**Input for this task**

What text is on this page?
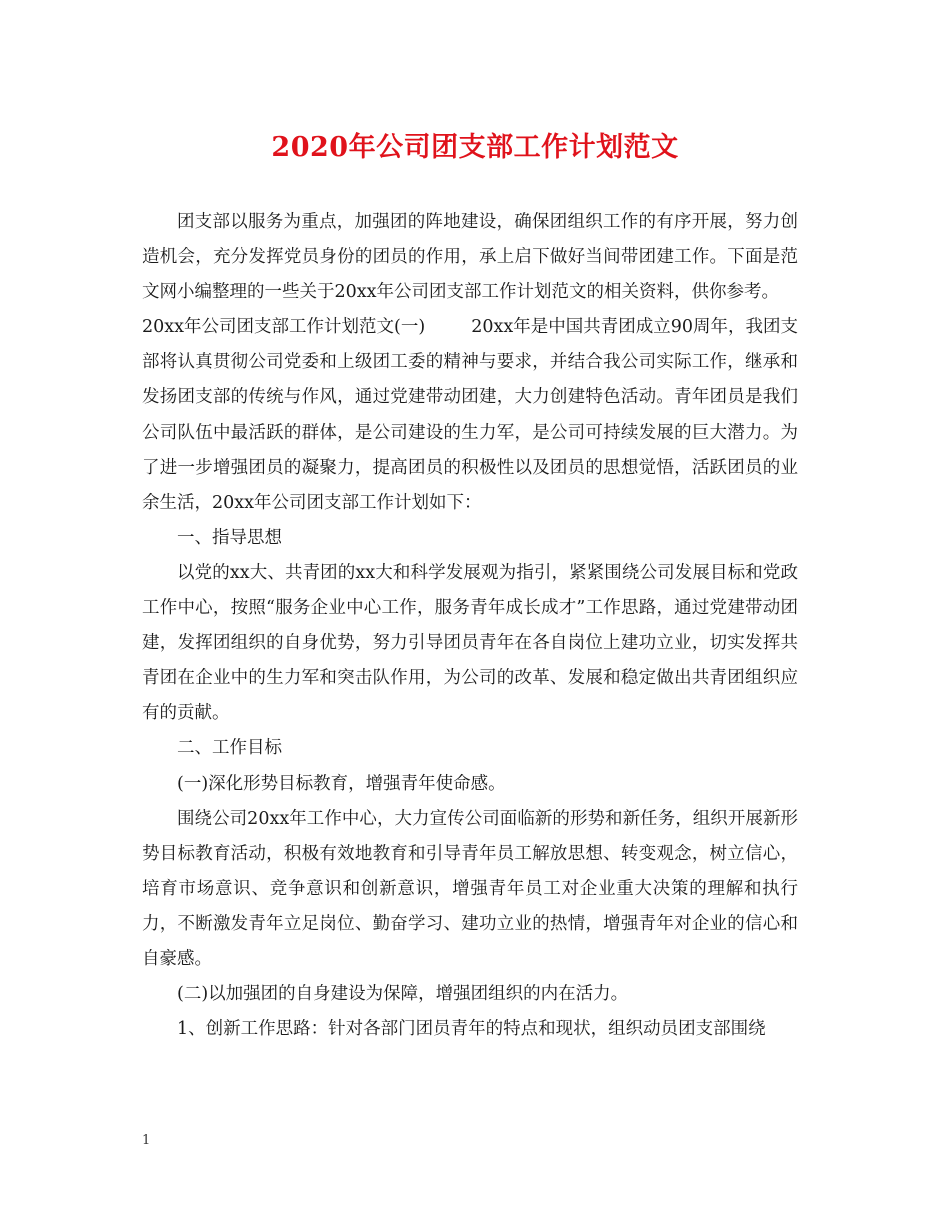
2020年公司团支部工作计划范文

团支部以服务为重点，加强团的阵地建设，确保团组织工作的有序开展，努力创造机会，充分发挥党员身份的团员的作用，承上启下做好当间带团建工作。下面是范文网小编整理的一些关于20xx年公司团支部工作计划范文的相关资料，供你参考。

20xx年公司团支部工作计划范文(一)	20xx年是中国共青团成立90周年，我团支部将认真贯彻公司党委和上级团工委的精神与要求，并结合我公司实际工作，继承和发扬团支部的传统与作风，通过党建带动团建，大力创建特色活动。青年团员是我们公司队伍中最活跃的群体，是公司建设的生力军，是公司可持续发展的巨大潜力。为了进一步增强团员的凝聚力，提高团员的积极性以及团员的思想觉悟，活跃团员的业余生活，20xx年公司团支部工作计划如下：

一、指导思想

以党的xx大、共青团的xx大和科学发展观为指引，紧紧围绕公司发展目标和党政工作中心，按照“服务企业中心工作，服务青年成长成才”工作思路，通过党建带动团建，发挥团组织的自身优势，努力引导团员青年在各自岗位上建功立业，切实发挥共青团在企业中的生力军和突击队作用，为公司的改革、发展和稳定做出共青团组织应有的贡献。

二、工作目标

(一)深化形势目标教育，增强青年使命感。

围绕公司20xx年工作中心，大力宣传公司面临新的形势和新任务，组织开展新形势目标教育活动，积极有效地教育和引导青年员工解放思想、转变观念，树立信心，培育市场意识、竞争意识和创新意识，增强青年员工对企业重大决策的理解和执行力，不断激发青年立足岗位、勤奋学习、建功立业的热情，增强青年对企业的信心和自豪感。

(二)以加强团的自身建设为保障，增强团组织的内在活力。

1、创新工作思路：针对各部门团员青年的特点和现状，组织动员团支部围绕

1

**Task goal**
Copy out each line in the listing that has the word "通过党建带动团建".

**In response**
20xx年公司团支部工作计划范文(一)	20xx年是中国共青团成立90周年，我团支部将认真贯彻公司党委和上级团工委的精神与要求，并结合我公司实际工作，继承和发扬团支部的传统与作风，通过党建带动团建，大力创建特色活动。青年团员是我们公司队伍中最活跃的群体，是公司建设的生力军，是公司可持续发展的巨大潜力。为了进一步增强团员的凝聚力，提高团员的积极性以及团员的思想觉悟，活跃团员的业余生活，20xx年公司团支部工作计划如下：
以党的xx大、共青团的xx大和科学发展观为指引，紧紧围绕公司发展目标和党政工作中心，按照“服务企业中心工作，服务青年成长成才”工作思路，通过党建带动团建，发挥团组织的自身优势，努力引导团员青年在各自岗位上建功立业，切实发挥共青团在企业中的生力军和突击队作用，为公司的改革、发展和稳定做出共青团组织应有的贡献。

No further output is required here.